--- Start Information given ---

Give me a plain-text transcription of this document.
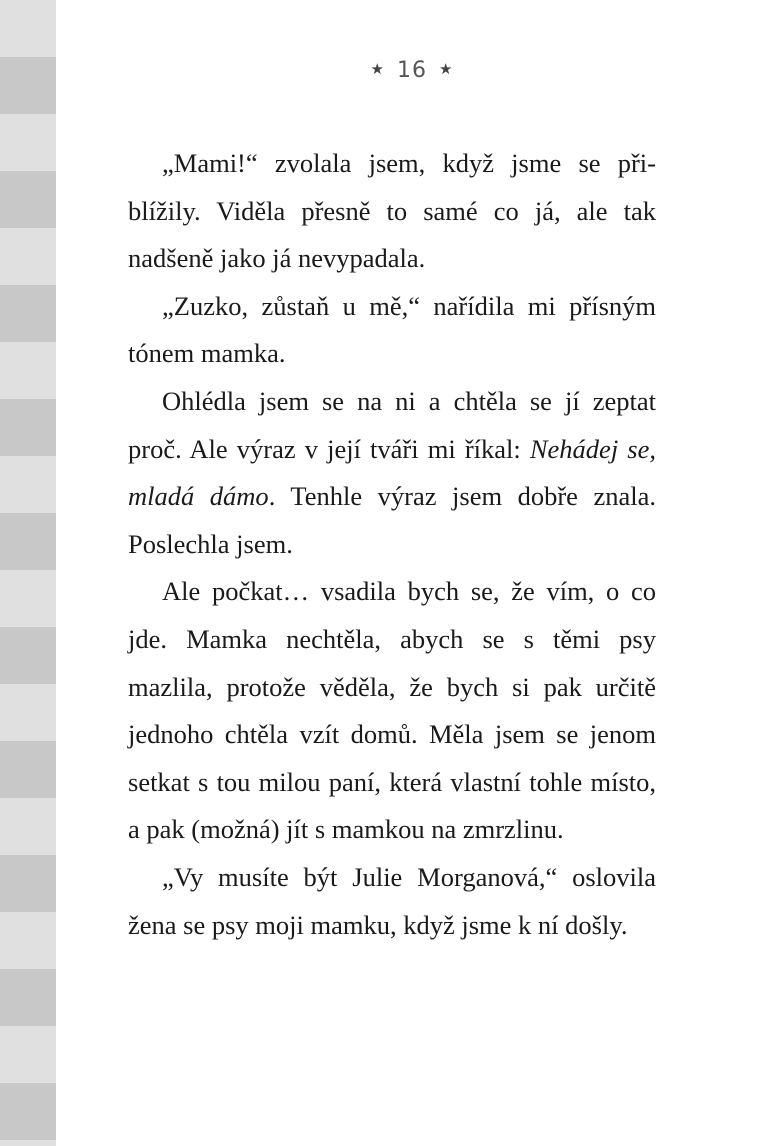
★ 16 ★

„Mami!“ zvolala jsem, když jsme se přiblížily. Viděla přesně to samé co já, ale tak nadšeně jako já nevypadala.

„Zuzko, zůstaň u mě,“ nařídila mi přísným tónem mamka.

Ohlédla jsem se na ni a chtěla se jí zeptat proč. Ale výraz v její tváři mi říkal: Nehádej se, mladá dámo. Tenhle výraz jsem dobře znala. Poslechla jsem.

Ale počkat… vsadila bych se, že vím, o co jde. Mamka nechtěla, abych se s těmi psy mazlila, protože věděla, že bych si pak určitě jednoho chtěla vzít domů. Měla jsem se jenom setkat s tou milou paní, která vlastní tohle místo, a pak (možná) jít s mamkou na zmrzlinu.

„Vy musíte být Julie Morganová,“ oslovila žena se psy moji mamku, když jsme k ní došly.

--- End Information given ---

> What is asked: Return a copy of every line that includes the word "když".

> Output for this exercise:
„Mami!“ zvolala jsem, když jsme se přiblížily. Viděla přesně to samé co já, ale tak nadšeně jako já nevypadala.
„Vy musíte být Julie Morganová,“ oslovila žena se psy moji mamku, když jsme k ní došly.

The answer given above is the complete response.